WHAT IS BEING ASKED -
Say how many lines include the word "Click", using only a number.
───── DATA FOR THIS TASK
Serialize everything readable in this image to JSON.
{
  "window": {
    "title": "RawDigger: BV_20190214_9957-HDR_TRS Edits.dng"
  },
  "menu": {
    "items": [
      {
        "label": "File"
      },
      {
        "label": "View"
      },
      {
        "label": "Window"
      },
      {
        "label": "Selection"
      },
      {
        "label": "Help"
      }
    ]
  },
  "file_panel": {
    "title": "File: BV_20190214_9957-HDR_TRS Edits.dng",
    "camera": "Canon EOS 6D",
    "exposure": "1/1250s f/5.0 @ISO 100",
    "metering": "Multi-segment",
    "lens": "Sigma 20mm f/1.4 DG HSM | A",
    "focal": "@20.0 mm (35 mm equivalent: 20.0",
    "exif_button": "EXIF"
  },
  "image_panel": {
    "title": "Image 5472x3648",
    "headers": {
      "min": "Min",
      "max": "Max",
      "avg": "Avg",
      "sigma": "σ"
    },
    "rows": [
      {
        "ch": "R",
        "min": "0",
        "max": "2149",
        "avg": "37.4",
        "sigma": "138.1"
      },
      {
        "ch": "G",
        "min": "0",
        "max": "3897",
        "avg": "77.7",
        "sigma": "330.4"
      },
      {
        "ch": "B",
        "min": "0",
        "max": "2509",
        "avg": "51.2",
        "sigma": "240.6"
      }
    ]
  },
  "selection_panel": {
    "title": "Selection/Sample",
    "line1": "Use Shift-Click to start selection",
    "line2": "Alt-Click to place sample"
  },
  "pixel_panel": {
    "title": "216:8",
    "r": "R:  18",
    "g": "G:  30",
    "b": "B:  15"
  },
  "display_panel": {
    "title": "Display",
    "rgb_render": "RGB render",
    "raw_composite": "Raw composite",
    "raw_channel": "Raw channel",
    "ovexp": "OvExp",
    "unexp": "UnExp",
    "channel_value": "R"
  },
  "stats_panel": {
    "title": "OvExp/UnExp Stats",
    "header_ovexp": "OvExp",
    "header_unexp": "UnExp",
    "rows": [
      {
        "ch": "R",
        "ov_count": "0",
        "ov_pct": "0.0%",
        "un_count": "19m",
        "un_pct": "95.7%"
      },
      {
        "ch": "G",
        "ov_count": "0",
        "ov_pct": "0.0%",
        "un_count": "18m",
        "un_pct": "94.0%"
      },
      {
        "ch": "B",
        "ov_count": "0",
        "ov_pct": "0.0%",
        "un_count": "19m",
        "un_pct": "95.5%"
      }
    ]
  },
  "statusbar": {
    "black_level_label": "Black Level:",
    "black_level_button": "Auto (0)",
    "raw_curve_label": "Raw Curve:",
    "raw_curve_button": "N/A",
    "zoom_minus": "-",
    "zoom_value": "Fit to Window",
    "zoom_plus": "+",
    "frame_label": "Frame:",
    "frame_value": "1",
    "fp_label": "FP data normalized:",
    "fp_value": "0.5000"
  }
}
──────────
RESPONSE FOR THIS EXERCISE -
2